* WHAT YOU WILL DO *
Send back the entries below exactly as they appear.
:: DATA ROWS
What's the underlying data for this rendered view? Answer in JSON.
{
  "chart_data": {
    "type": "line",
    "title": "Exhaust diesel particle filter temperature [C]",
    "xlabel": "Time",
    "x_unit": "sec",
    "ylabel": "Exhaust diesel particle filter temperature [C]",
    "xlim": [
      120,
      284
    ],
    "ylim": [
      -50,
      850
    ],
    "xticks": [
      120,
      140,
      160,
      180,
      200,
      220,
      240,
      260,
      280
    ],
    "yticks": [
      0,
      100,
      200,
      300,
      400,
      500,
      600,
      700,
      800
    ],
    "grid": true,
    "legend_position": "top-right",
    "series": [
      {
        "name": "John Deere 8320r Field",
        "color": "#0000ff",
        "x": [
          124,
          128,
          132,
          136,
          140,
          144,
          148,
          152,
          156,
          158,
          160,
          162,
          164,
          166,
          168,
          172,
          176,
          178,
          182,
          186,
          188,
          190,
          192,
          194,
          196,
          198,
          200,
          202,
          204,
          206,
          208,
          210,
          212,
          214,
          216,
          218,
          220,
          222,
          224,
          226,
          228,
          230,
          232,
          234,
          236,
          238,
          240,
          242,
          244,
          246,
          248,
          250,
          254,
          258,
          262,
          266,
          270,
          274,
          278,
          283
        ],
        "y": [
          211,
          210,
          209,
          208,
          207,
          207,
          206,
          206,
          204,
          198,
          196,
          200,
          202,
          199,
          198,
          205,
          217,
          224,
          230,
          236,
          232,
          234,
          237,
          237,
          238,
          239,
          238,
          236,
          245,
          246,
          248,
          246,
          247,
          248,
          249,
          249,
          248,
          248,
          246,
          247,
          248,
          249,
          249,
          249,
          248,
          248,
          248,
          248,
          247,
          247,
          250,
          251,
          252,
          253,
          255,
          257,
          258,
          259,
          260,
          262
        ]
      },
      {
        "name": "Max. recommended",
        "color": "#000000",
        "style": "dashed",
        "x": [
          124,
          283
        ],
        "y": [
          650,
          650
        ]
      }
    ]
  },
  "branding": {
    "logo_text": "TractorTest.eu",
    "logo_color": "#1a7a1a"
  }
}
::::
* RESPONSE TO THIS TASK *
What's the underlying data for this rendered view? Answer in JSON.
{
  "chart_data": {
    "type": "line",
    "title": "Exhaust diesel particle filter temperature [C]",
    "xlabel": "Time",
    "x_unit": "sec",
    "ylabel": "Exhaust diesel particle filter temperature [C]",
    "xlim": [
      120,
      284
    ],
    "ylim": [
      -50,
      850
    ],
    "xticks": [
      120,
      140,
      160,
      180,
      200,
      220,
      240,
      260,
      280
    ],
    "yticks": [
      0,
      100,
      200,
      300,
      400,
      500,
      600,
      700,
      800
    ],
    "grid": true,
    "legend_position": "top-right",
    "series": [
      {
        "name": "John Deere 8320r Field",
        "color": "#0000ff",
        "x": [
          124,
          128,
          132,
          136,
          140,
          144,
          148,
          152,
          156,
          158,
          160,
          162,
          164,
          166,
          168,
          172,
          176,
          178,
          182,
          186,
          188,
          190,
          192,
          194,
          196,
          198,
          200,
          202,
          204,
          206,
          208,
          210,
          212,
          214,
          216,
          218,
          220,
          222,
          224,
          226,
          228,
          230,
          232,
          234,
          236,
          238,
          240,
          242,
          244,
          246,
          248,
          250,
          254,
          258,
          262,
          266,
          270,
          274,
          278,
          283
        ],
        "y": [
          211,
          210,
          209,
          208,
          207,
          207,
          206,
          206,
          204,
          198,
          196,
          200,
          202,
          199,
          198,
          205,
          217,
          224,
          230,
          236,
          232,
          234,
          237,
          237,
          238,
          239,
          238,
          236,
          245,
          246,
          248,
          246,
          247,
          248,
          249,
          249,
          248,
          248,
          246,
          247,
          248,
          249,
          249,
          249,
          248,
          248,
          248,
          248,
          247,
          247,
          250,
          251,
          252,
          253,
          255,
          257,
          258,
          259,
          260,
          262
        ]
      },
      {
        "name": "Max. recommended",
        "color": "#000000",
        "style": "dashed",
        "x": [
          124,
          283
        ],
        "y": [
          650,
          650
        ]
      }
    ]
  },
  "branding": {
    "logo_text": "TractorTest.eu",
    "logo_color": "#1a7a1a"
  }
}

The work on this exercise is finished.